## WRITTEN PROBLEM
Search the records that follow and extract every line containing the string "商贸零售".

━━ DATA LISTING

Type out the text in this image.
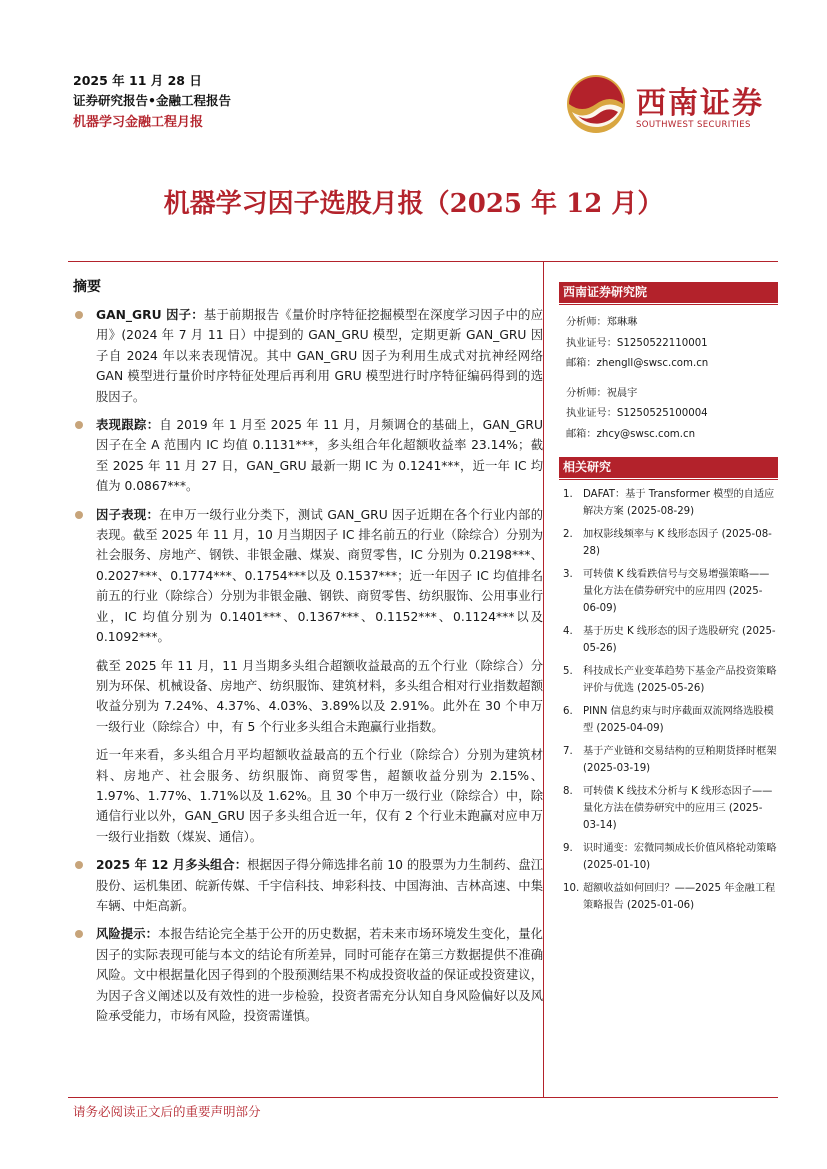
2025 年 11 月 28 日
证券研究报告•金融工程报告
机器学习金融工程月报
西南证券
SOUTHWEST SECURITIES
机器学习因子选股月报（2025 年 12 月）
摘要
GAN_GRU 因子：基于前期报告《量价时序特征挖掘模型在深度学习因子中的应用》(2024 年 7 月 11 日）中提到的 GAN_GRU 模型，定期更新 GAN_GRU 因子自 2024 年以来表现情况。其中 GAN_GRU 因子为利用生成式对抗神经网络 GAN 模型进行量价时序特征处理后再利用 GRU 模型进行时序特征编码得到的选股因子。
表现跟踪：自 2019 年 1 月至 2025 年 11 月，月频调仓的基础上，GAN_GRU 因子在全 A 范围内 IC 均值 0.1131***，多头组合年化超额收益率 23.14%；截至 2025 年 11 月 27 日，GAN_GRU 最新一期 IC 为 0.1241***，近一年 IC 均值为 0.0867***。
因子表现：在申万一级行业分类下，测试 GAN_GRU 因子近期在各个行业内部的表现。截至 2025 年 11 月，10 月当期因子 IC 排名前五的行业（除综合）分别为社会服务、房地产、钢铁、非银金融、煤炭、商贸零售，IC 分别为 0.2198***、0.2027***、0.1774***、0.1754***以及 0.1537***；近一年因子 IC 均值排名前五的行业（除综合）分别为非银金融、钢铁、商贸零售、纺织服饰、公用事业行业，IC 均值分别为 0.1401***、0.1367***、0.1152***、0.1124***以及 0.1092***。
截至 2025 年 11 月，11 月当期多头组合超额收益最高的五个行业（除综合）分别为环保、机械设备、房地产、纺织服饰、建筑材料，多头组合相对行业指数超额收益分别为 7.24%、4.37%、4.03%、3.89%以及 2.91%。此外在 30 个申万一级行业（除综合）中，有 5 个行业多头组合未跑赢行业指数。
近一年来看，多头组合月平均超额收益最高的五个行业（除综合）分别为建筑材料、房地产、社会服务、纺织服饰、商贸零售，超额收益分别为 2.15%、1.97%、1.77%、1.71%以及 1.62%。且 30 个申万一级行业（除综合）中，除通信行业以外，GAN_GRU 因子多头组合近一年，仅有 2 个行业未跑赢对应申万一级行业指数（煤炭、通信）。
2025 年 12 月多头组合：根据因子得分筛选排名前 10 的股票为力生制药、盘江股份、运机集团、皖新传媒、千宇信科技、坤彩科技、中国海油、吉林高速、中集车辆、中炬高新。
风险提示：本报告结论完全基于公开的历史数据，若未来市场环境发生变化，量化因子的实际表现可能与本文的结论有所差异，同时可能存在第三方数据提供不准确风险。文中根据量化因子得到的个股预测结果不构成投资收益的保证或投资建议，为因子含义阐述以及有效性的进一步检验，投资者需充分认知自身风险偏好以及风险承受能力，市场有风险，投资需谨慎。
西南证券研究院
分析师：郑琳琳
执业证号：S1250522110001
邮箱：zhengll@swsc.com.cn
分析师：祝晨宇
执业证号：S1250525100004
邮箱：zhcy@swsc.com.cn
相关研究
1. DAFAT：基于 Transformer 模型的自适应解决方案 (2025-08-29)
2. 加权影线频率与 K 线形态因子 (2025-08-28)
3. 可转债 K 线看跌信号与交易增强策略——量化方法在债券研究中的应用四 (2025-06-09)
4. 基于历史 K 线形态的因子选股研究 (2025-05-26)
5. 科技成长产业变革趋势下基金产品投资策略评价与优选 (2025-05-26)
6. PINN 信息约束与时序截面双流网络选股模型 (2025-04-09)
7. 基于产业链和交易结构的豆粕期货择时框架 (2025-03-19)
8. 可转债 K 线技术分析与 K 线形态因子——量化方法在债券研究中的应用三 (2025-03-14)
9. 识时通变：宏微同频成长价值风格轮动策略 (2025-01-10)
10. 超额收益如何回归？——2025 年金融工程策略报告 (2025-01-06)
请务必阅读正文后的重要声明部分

━━━━
━━ DATA LISTING

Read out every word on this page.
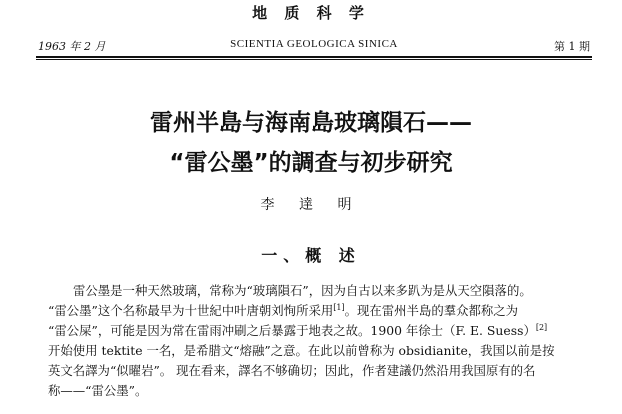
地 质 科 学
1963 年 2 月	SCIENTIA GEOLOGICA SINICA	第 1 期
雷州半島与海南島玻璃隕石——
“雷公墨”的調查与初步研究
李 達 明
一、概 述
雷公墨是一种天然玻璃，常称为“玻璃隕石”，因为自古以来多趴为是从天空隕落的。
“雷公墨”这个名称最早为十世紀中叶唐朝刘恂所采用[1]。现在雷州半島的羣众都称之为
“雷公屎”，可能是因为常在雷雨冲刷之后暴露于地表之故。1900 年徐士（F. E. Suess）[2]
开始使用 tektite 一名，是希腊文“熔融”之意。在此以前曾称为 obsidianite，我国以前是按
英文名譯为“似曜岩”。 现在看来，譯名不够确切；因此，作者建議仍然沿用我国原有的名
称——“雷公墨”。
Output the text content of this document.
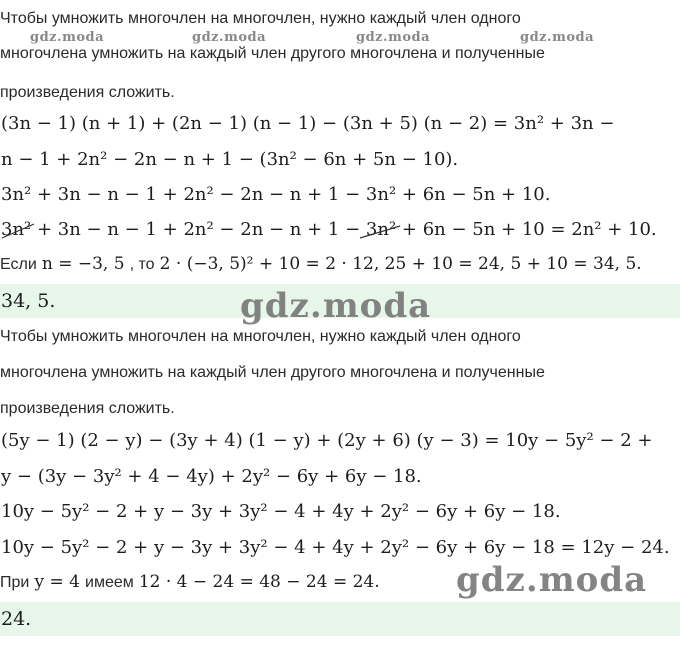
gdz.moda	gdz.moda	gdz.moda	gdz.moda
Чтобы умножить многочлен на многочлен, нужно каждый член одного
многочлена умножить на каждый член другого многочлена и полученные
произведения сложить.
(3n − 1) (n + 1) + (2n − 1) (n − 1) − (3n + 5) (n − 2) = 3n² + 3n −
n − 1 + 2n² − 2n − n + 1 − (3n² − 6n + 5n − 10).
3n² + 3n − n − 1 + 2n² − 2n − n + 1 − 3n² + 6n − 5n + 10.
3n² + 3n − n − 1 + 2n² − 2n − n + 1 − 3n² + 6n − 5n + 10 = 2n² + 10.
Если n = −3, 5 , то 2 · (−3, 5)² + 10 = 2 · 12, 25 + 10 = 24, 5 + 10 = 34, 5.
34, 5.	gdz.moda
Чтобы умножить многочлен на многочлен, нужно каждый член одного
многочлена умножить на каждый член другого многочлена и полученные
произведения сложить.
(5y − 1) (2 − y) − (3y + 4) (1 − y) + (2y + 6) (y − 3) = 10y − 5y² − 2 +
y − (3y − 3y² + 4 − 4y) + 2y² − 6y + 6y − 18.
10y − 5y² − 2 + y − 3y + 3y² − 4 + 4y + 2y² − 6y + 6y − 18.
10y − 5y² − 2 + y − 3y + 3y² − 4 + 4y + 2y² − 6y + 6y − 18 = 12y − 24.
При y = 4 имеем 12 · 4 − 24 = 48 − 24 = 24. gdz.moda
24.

━━━━
━━ DATA LISTING

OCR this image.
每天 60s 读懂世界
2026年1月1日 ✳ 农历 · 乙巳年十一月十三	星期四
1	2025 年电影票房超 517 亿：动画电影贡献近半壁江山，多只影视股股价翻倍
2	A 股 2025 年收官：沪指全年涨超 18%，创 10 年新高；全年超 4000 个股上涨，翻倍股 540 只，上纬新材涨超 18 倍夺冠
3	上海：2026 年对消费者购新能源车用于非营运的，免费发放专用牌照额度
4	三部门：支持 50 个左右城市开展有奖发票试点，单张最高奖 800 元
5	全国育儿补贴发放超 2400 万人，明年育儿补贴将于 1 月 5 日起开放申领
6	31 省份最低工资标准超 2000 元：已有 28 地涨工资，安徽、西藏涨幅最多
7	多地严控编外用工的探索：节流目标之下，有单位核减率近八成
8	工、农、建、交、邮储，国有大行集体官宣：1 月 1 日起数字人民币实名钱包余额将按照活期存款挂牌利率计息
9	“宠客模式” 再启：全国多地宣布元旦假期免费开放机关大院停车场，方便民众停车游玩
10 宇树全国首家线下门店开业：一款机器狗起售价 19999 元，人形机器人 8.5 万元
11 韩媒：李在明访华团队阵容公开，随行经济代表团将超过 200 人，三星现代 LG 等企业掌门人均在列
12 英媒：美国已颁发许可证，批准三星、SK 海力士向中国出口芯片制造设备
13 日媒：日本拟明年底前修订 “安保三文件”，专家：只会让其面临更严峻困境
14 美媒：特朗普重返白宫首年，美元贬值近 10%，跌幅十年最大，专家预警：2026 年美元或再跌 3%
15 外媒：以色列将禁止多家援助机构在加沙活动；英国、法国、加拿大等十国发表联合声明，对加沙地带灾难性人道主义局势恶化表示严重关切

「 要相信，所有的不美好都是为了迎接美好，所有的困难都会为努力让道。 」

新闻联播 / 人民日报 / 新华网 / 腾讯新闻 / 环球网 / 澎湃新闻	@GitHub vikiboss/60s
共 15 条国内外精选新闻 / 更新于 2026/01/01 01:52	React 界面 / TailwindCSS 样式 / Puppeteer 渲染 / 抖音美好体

━━━━

## IN RESPONSE
因子表现：在申万一级行业分类下，测试 GAN_GRU 因子近期在各个行业内部的表现。截至 2025 年 11 月，10 月当期因子 IC 排名前五的行业（除综合）分别为社会服务、房地产、钢铁、非银金融、煤炭、商贸零售，IC 分别为 0.2198***、0.2027***、0.1774***、0.1754***以及 0.1537***；近一年因子 IC 均值排名前五的行业（除综合）分别为非银金融、钢铁、商贸零售、纺织服饰、公用事业行业，IC 均值分别为 0.1401***、0.1367***、0.1152***、0.1124***以及 0.1092***。
近一年来看，多头组合月平均超额收益最高的五个行业（除综合）分别为建筑材料、房地产、社会服务、纺织服饰、商贸零售，超额收益分别为 2.15%、1.97%、1.77%、1.71%以及 1.62%。且 30 个申万一级行业（除综合）中，除通信行业以外，GAN_GRU 因子多头组合近一年，仅有 2 个行业未跑赢对应申万一级行业指数（煤炭、通信）。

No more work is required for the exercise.